• [WHAT YOU NEED TO DO]: Return each line holding the string "sized".

• [DATA FOR THIS TASK]:

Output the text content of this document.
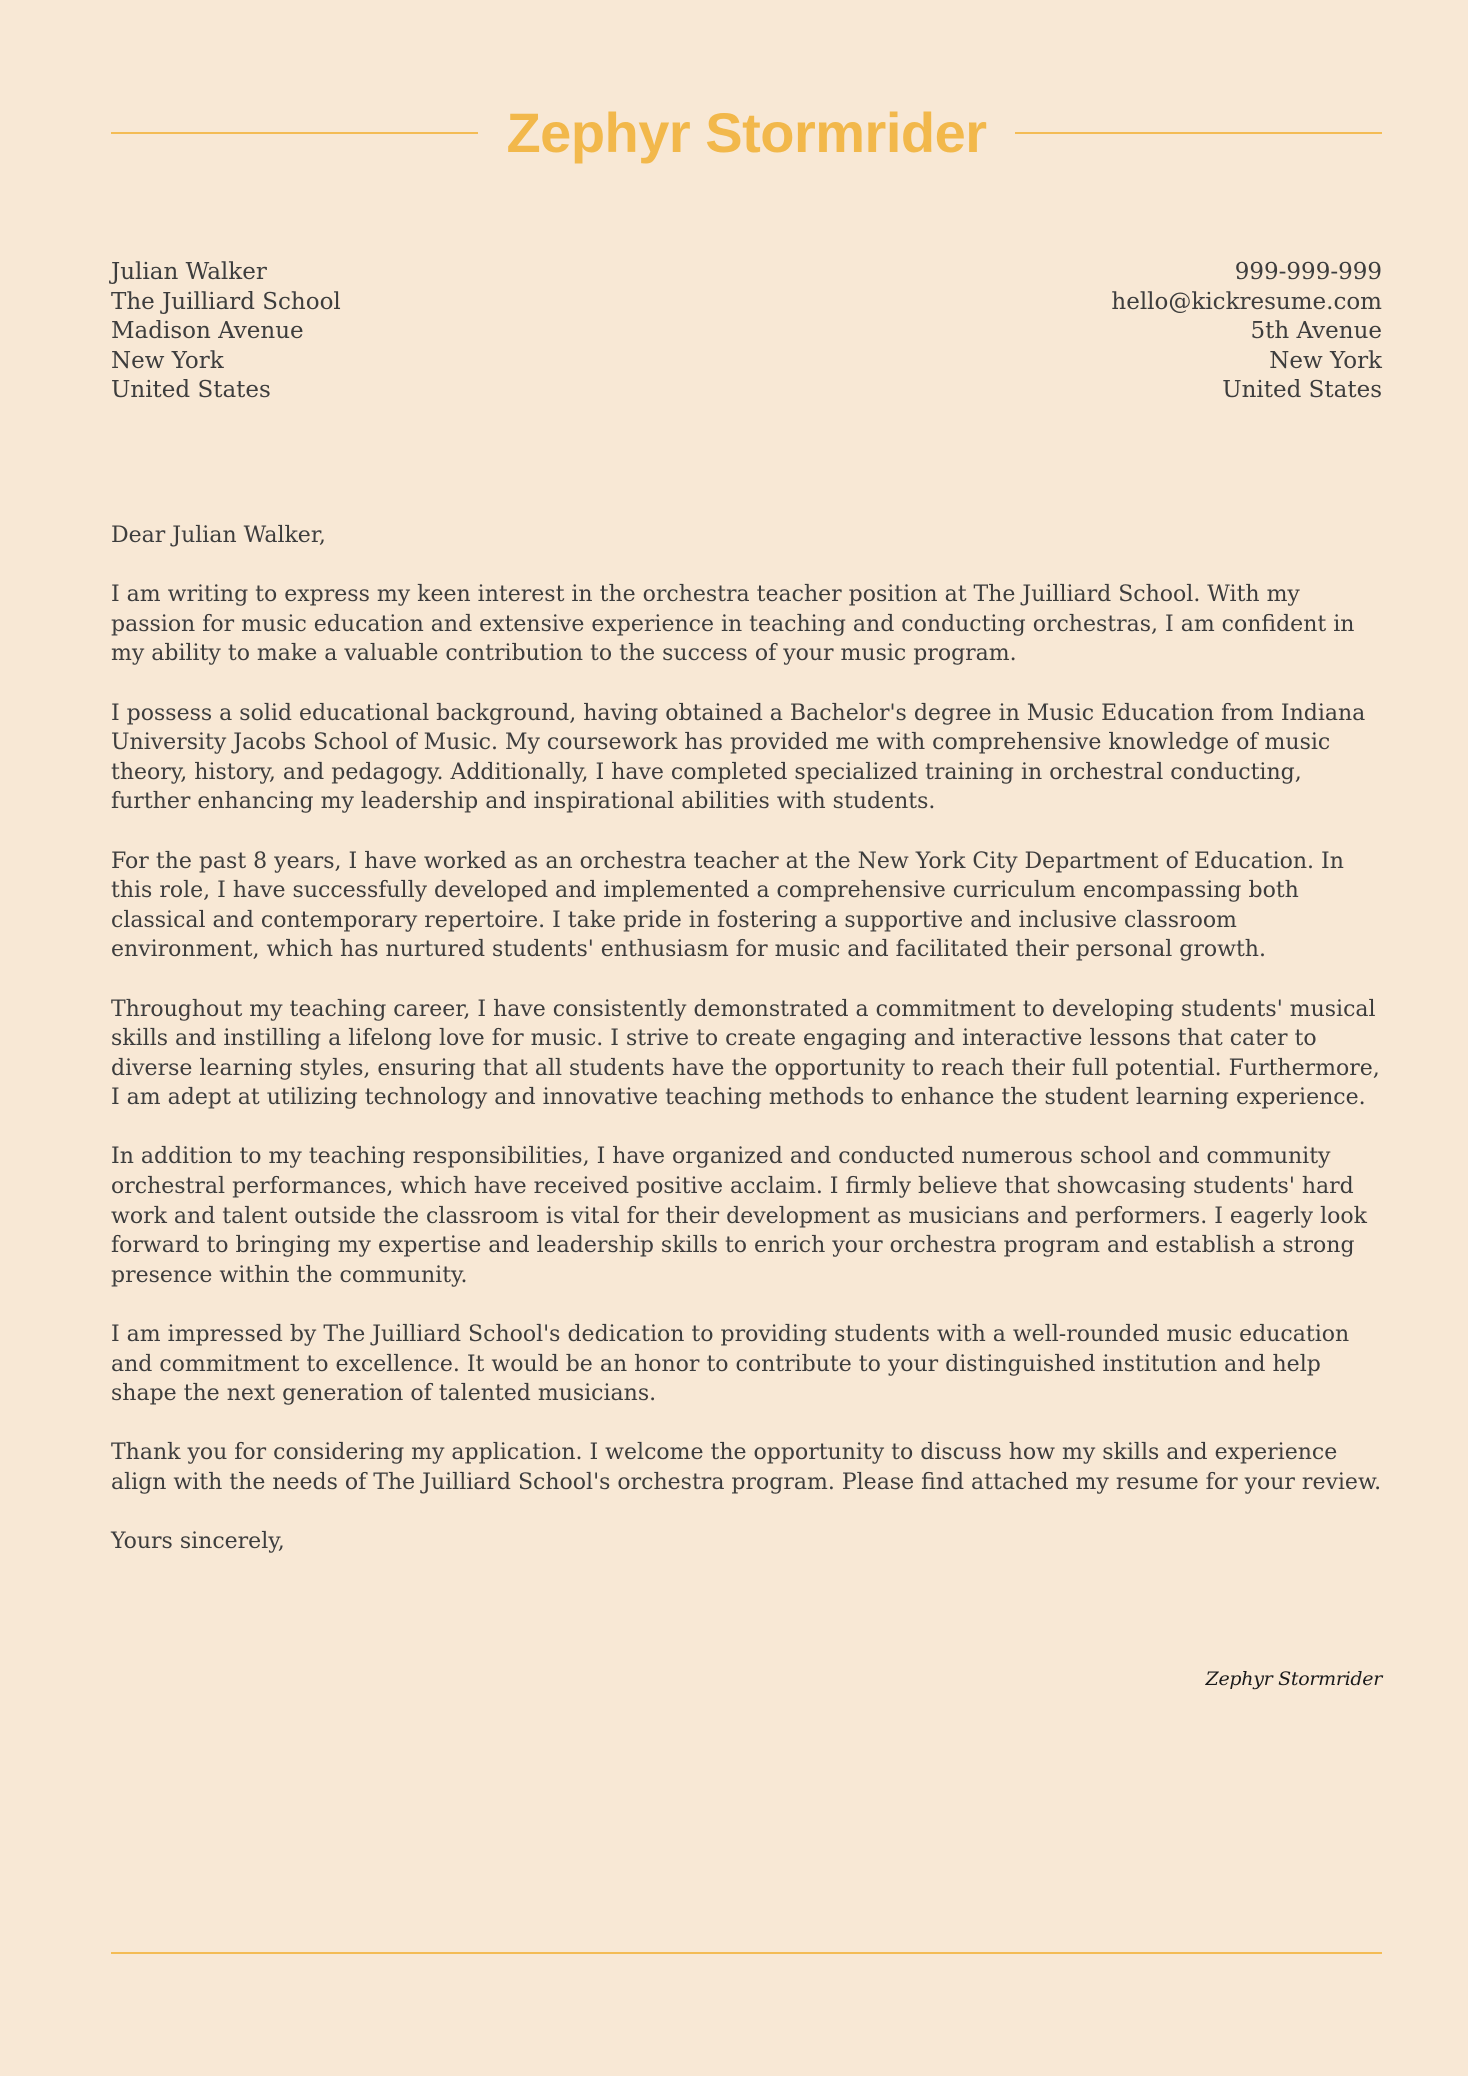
Zephyr Stormrider
Julian Walker
The Juilliard School
Madison Avenue
New York
United States
999-999-999
hello@kickresume.com
5th Avenue
New York
United States

Dear Julian Walker,

I am writing to express my keen interest in the orchestra teacher position at The Juilliard School. With my passion for music education and extensive experience in teaching and conducting orchestras, I am confident in my ability to make a valuable contribution to the success of your music program.

I possess a solid educational background, having obtained a Bachelor's degree in Music Education from Indiana University Jacobs School of Music. My coursework has provided me with comprehensive knowledge of music theory, history, and pedagogy. Additionally, I have completed specialized training in orchestral conducting, further enhancing my leadership and inspirational abilities with students.

For the past 8 years, I have worked as an orchestra teacher at the New York City Department of Education. In this role, I have successfully developed and implemented a comprehensive curriculum encompassing both classical and contemporary repertoire. I take pride in fostering a supportive and inclusive classroom environment, which has nurtured students' enthusiasm for music and facilitated their personal growth.

Throughout my teaching career, I have consistently demonstrated a commitment to developing students' musical skills and instilling a lifelong love for music. I strive to create engaging and interactive lessons that cater to diverse learning styles, ensuring that all students have the opportunity to reach their full potential. Furthermore, I am adept at utilizing technology and innovative teaching methods to enhance the student learning experience.

In addition to my teaching responsibilities, I have organized and conducted numerous school and community orchestral performances, which have received positive acclaim. I firmly believe that showcasing students' hard work and talent outside the classroom is vital for their development as musicians and performers. I eagerly look forward to bringing my expertise and leadership skills to enrich your orchestra program and establish a strong presence within the community.

I am impressed by The Juilliard School's dedication to providing students with a well-rounded music education and commitment to excellence. It would be an honor to contribute to your distinguished institution and help shape the next generation of talented musicians.

Thank you for considering my application. I welcome the opportunity to discuss how my skills and experience align with the needs of The Juilliard School's orchestra program. Please find attached my resume for your review.

Yours sincerely,

Zephyr Stormrider
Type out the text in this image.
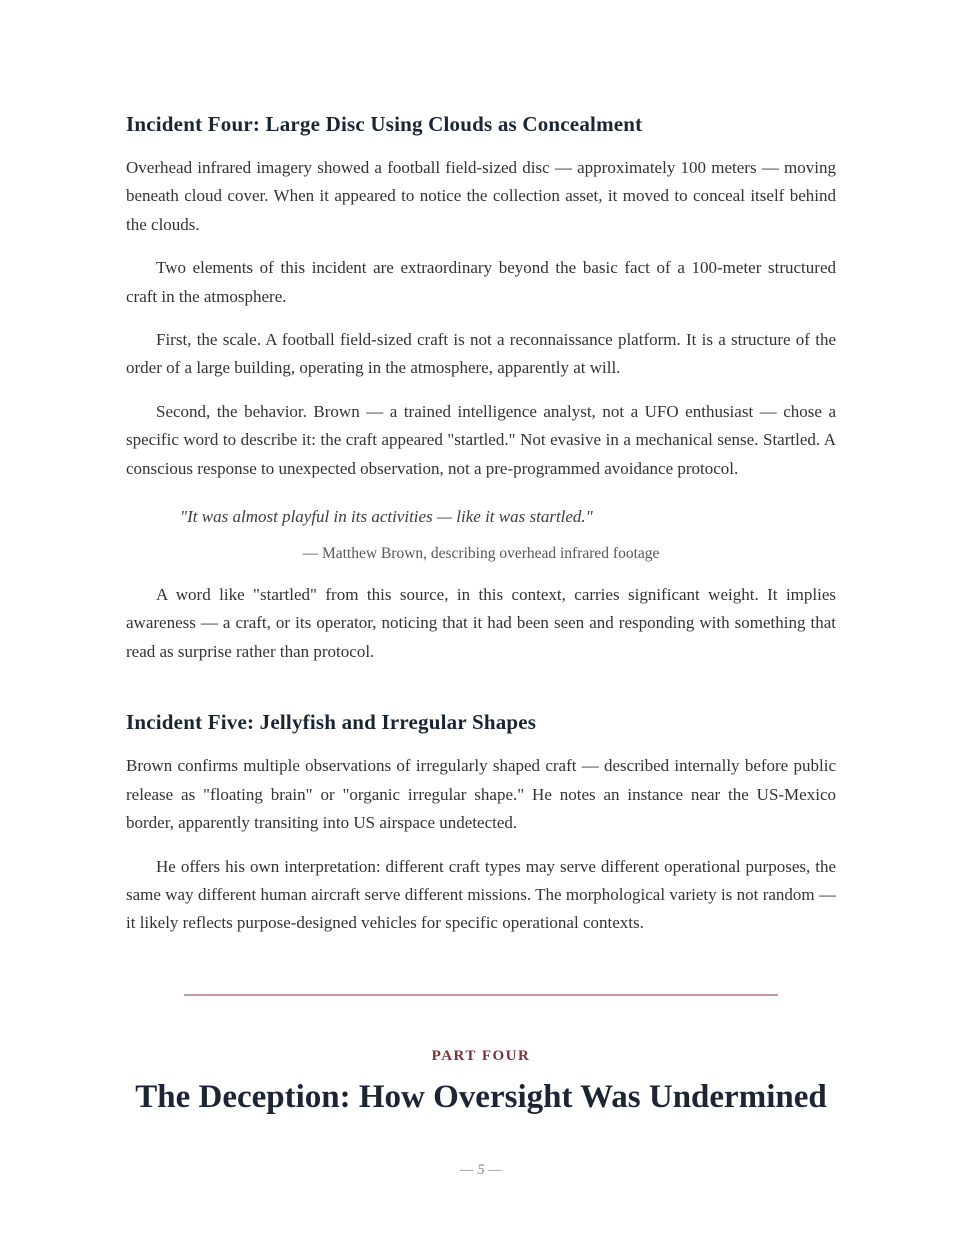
Incident Four: Large Disc Using Clouds as Concealment

Overhead infrared imagery showed a football field-sized disc — approximately 100 meters — moving beneath cloud cover. When it appeared to notice the collection asset, it moved to conceal itself behind the clouds.

Two elements of this incident are extraordinary beyond the basic fact of a 100-meter structured craft in the atmosphere.

First, the scale. A football field-sized craft is not a reconnaissance platform. It is a structure of the order of a large building, operating in the atmosphere, apparently at will.

Second, the behavior. Brown — a trained intelligence analyst, not a UFO enthusiast — chose a specific word to describe it: the craft appeared "startled." Not evasive in a mechanical sense. Startled. A conscious response to unexpected observation, not a pre-programmed avoidance protocol.

"It was almost playful in its activities — like it was startled."

— Matthew Brown, describing overhead infrared footage

A word like "startled" from this source, in this context, carries significant weight. It implies awareness — a craft, or its operator, noticing that it had been seen and responding with something that read as surprise rather than protocol.

Incident Five: Jellyfish and Irregular Shapes

Brown confirms multiple observations of irregularly shaped craft — described internally before public release as "floating brain" or "organic irregular shape." He notes an instance near the US-Mexico border, apparently transiting into US airspace undetected.

He offers his own interpretation: different craft types may serve different operational purposes, the same way different human aircraft serve different missions. The morphological variety is not random — it likely reflects purpose-designed vehicles for specific operational contexts.

PART FOUR

The Deception: How Oversight Was Undermined

— 5 —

• [RESULT FOR THIS EXERCISE]:
Overhead infrared imagery showed a football field-sized disc — approximately 100 meters — moving beneath cloud cover. When it appeared to notice the collection asset, it moved to conceal itself behind the clouds.
First, the scale. A football field-sized craft is not a reconnaissance platform. It is a structure of the order of a large building, operating in the atmosphere, apparently at will.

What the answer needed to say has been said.